-- Work required --
Will you give the material below again, every line exactly as it is?

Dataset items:
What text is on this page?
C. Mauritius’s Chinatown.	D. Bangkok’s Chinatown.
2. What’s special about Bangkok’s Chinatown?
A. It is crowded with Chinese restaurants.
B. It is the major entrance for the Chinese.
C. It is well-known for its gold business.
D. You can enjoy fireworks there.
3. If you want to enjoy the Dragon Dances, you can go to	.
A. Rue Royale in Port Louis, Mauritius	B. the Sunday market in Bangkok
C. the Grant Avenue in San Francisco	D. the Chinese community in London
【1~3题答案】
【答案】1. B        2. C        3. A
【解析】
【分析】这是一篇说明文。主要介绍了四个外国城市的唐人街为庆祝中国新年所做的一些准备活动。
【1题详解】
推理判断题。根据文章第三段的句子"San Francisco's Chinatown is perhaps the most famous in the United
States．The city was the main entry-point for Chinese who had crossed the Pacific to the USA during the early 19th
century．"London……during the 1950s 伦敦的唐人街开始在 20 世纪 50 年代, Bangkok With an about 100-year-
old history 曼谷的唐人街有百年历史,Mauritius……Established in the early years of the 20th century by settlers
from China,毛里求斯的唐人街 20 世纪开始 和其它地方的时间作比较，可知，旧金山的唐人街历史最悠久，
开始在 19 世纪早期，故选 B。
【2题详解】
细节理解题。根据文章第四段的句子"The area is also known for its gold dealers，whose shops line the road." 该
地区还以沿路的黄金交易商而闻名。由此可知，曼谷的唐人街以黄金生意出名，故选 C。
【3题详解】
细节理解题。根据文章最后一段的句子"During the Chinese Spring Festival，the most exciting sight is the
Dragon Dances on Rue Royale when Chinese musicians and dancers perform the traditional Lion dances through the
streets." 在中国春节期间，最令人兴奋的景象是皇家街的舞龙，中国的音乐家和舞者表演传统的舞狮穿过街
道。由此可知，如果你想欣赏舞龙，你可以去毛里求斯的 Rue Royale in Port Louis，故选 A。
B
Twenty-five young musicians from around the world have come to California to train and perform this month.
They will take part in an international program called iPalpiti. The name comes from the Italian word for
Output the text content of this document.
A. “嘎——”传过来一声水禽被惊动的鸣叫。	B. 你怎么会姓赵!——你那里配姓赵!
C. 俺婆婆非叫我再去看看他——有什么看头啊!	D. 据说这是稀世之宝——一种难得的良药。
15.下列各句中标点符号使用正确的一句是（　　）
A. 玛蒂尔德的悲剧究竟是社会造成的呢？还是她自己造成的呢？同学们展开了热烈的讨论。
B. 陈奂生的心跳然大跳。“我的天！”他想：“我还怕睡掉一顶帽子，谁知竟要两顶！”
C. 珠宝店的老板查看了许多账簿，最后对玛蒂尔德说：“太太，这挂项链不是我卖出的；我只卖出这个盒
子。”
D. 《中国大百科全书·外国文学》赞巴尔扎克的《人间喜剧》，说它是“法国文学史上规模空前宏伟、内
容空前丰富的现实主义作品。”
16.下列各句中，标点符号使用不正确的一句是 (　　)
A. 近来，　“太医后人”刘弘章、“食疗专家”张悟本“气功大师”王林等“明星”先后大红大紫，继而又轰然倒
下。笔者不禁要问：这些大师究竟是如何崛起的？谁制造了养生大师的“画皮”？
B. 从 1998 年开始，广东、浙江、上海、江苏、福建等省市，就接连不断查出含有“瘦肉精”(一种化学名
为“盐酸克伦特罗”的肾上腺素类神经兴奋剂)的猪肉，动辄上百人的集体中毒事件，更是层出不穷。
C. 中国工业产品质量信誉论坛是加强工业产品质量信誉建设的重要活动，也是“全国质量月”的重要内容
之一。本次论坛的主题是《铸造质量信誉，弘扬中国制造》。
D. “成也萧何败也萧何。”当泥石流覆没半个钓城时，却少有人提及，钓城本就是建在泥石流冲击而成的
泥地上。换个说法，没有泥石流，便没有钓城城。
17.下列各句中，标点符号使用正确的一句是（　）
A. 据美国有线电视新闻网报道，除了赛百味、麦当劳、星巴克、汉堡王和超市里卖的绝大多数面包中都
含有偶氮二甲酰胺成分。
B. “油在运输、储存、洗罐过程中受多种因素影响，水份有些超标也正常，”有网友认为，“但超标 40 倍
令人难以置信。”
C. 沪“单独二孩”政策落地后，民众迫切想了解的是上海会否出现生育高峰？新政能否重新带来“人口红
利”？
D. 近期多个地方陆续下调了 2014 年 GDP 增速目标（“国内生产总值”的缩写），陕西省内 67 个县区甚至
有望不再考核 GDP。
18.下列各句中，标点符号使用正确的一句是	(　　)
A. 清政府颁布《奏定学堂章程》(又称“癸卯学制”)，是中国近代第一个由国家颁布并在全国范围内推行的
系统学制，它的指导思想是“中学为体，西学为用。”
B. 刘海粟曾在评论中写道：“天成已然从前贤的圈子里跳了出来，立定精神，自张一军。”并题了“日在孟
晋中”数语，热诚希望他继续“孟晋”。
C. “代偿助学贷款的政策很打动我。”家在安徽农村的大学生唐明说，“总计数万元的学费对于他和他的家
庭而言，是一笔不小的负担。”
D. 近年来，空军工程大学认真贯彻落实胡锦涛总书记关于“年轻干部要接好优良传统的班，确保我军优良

-- The result --
What text is on this page?
C. Mauritius’s Chinatown.	D. Bangkok’s Chinatown.
2. What’s special about Bangkok’s Chinatown?
A. It is crowded with Chinese restaurants.
B. It is the major entrance for the Chinese.
C. It is well-known for its gold business.
D. You can enjoy fireworks there.
3. If you want to enjoy the Dragon Dances, you can go to	.
A. Rue Royale in Port Louis, Mauritius	B. the Sunday market in Bangkok
C. the Grant Avenue in San Francisco	D. the Chinese community in London
【1~3题答案】
【答案】1. B        2. C        3. A
【解析】
【分析】这是一篇说明文。主要介绍了四个外国城市的唐人街为庆祝中国新年所做的一些准备活动。
【1题详解】
推理判断题。根据文章第三段的句子"San Francisco's Chinatown is perhaps the most famous in the United
States．The city was the main entry-point for Chinese who had crossed the Pacific to the USA during the early 19th
century．"London……during the 1950s 伦敦的唐人街开始在 20 世纪 50 年代, Bangkok With an about 100-year-
old history 曼谷的唐人街有百年历史,Mauritius……Established in the early years of the 20th century by settlers
from China,毛里求斯的唐人街 20 世纪开始 和其它地方的时间作比较，可知，旧金山的唐人街历史最悠久，
开始在 19 世纪早期，故选 B。
【2题详解】
细节理解题。根据文章第四段的句子"The area is also known for its gold dealers，whose shops line the road." 该
地区还以沿路的黄金交易商而闻名。由此可知，曼谷的唐人街以黄金生意出名，故选 C。
【3题详解】
细节理解题。根据文章最后一段的句子"During the Chinese Spring Festival，the most exciting sight is the
Dragon Dances on Rue Royale when Chinese musicians and dancers perform the traditional Lion dances through the
streets." 在中国春节期间，最令人兴奋的景象是皇家街的舞龙，中国的音乐家和舞者表演传统的舞狮穿过街
道。由此可知，如果你想欣赏舞龙，你可以去毛里求斯的 Rue Royale in Port Louis，故选 A。
B
Twenty-five young musicians from around the world have come to California to train and perform this month.
They will take part in an international program called iPalpiti. The name comes from the Italian word for
Output the text content of this document.
A. “嘎——”传过来一声水禽被惊动的鸣叫。	B. 你怎么会姓赵!——你那里配姓赵!
C. 俺婆婆非叫我再去看看他——有什么看头啊!	D. 据说这是稀世之宝——一种难得的良药。
15.下列各句中标点符号使用正确的一句是（　　）
A. 玛蒂尔德的悲剧究竟是社会造成的呢？还是她自己造成的呢？同学们展开了热烈的讨论。
B. 陈奂生的心跳然大跳。“我的天！”他想：“我还怕睡掉一顶帽子，谁知竟要两顶！”
C. 珠宝店的老板查看了许多账簿，最后对玛蒂尔德说：“太太，这挂项链不是我卖出的；我只卖出这个盒
子。”
D. 《中国大百科全书·外国文学》赞巴尔扎克的《人间喜剧》，说它是“法国文学史上规模空前宏伟、内
容空前丰富的现实主义作品。”
16.下列各句中，标点符号使用不正确的一句是 (　　)
A. 近来，　“太医后人”刘弘章、“食疗专家”张悟本“气功大师”王林等“明星”先后大红大紫，继而又轰然倒
下。笔者不禁要问：这些大师究竟是如何崛起的？谁制造了养生大师的“画皮”？
B. 从 1998 年开始，广东、浙江、上海、江苏、福建等省市，就接连不断查出含有“瘦肉精”(一种化学名
为“盐酸克伦特罗”的肾上腺素类神经兴奋剂)的猪肉，动辄上百人的集体中毒事件，更是层出不穷。
C. 中国工业产品质量信誉论坛是加强工业产品质量信誉建设的重要活动，也是“全国质量月”的重要内容
之一。本次论坛的主题是《铸造质量信誉，弘扬中国制造》。
D. “成也萧何败也萧何。”当泥石流覆没半个钓城时，却少有人提及，钓城本就是建在泥石流冲击而成的
泥地上。换个说法，没有泥石流，便没有钓城城。
17.下列各句中，标点符号使用正确的一句是（　）
A. 据美国有线电视新闻网报道，除了赛百味、麦当劳、星巴克、汉堡王和超市里卖的绝大多数面包中都
含有偶氮二甲酰胺成分。
B. “油在运输、储存、洗罐过程中受多种因素影响，水份有些超标也正常，”有网友认为，“但超标 40 倍
令人难以置信。”
C. 沪“单独二孩”政策落地后，民众迫切想了解的是上海会否出现生育高峰？新政能否重新带来“人口红
利”？
D. 近期多个地方陆续下调了 2014 年 GDP 增速目标（“国内生产总值”的缩写），陕西省内 67 个县区甚至
有望不再考核 GDP。
18.下列各句中，标点符号使用正确的一句是	(　　)
A. 清政府颁布《奏定学堂章程》(又称“癸卯学制”)，是中国近代第一个由国家颁布并在全国范围内推行的
系统学制，它的指导思想是“中学为体，西学为用。”
B. 刘海粟曾在评论中写道：“天成已然从前贤的圈子里跳了出来，立定精神，自张一军。”并题了“日在孟
晋中”数语，热诚希望他继续“孟晋”。
C. “代偿助学贷款的政策很打动我。”家在安徽农村的大学生唐明说，“总计数万元的学费对于他和他的家
庭而言，是一笔不小的负担。”
D. 近年来，空军工程大学认真贯彻落实胡锦涛总书记关于“年轻干部要接好优良传统的班，确保我军优良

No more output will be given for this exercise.